### Goal of the exercise
Transcribe the whole listing without a single picture.

### Extracted records

□ □ □

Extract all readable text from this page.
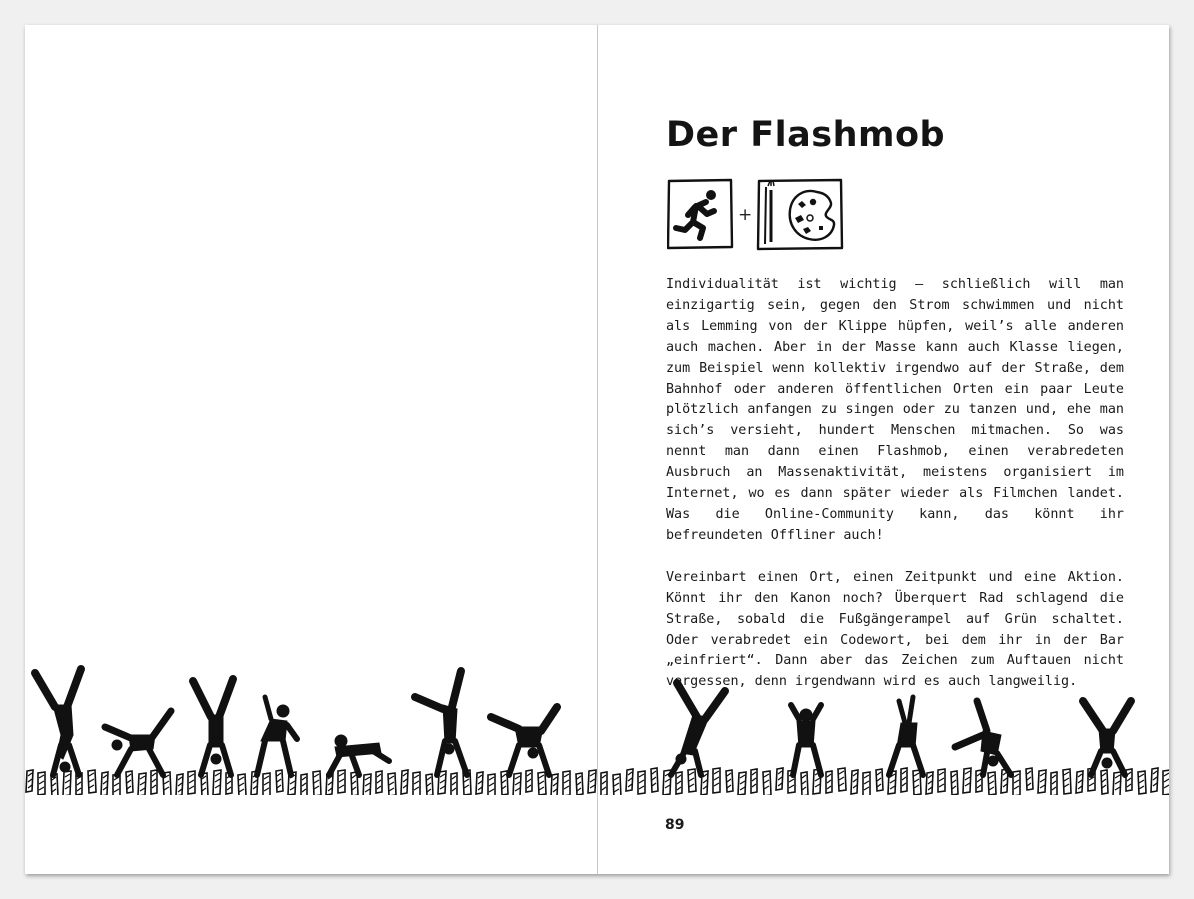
Der Flashmob
+

Individualität ist wichtig – schließlich will man einzigartig sein, gegen den Strom schwimmen und nicht als Lemming von der Klippe hüpfen, weil’s alle anderen auch machen. Aber in der Masse kann auch Klasse liegen, zum Beispiel wenn kollektiv irgendwo auf der Straße, dem Bahnhof oder anderen öffentlichen Orten ein paar Leute plötzlich anfangen zu singen oder zu tanzen und, ehe man sich’s versieht, hundert Menschen mitmachen. So was nennt man dann einen Flashmob, einen verabredeten Ausbruch an Massenaktivität, meistens organisiert im Internet, wo es dann später wieder als Filmchen landet. Was die Online-Community kann, das könnt ihr befreundeten Offliner auch!

Vereinbart einen Ort, einen Zeitpunkt und eine Aktion. Könnt ihr den Kanon noch? Überquert Rad schlagend die Straße, sobald die Fußgängerampel auf Grün schaltet. Oder verabredet ein Codewort, bei dem ihr in der Bar „einfriert“. Dann aber das Zeichen zum Auftauen nicht vergessen, denn irgendwann wird es auch langweilig.

89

□ □ □

### Response to this exercise
Extract all readable text from this page.
Der Flashmob
+

Individualität ist wichtig – schließlich will man einzigartig sein, gegen den Strom schwimmen und nicht als Lemming von der Klippe hüpfen, weil’s alle anderen auch machen. Aber in der Masse kann auch Klasse liegen, zum Beispiel wenn kollektiv irgendwo auf der Straße, dem Bahnhof oder anderen öffentlichen Orten ein paar Leute plötzlich anfangen zu singen oder zu tanzen und, ehe man sich’s versieht, hundert Menschen mitmachen. So was nennt man dann einen Flashmob, einen verabredeten Ausbruch an Massenaktivität, meistens organisiert im Internet, wo es dann später wieder als Filmchen landet. Was die Online-Community kann, das könnt ihr befreundeten Offliner auch!

Vereinbart einen Ort, einen Zeitpunkt und eine Aktion. Könnt ihr den Kanon noch? Überquert Rad schlagend die Straße, sobald die Fußgängerampel auf Grün schaltet. Oder verabredet ein Codewort, bei dem ihr in der Bar „einfriert“. Dann aber das Zeichen zum Auftauen nicht vergessen, denn irgendwann wird es auch langweilig.

89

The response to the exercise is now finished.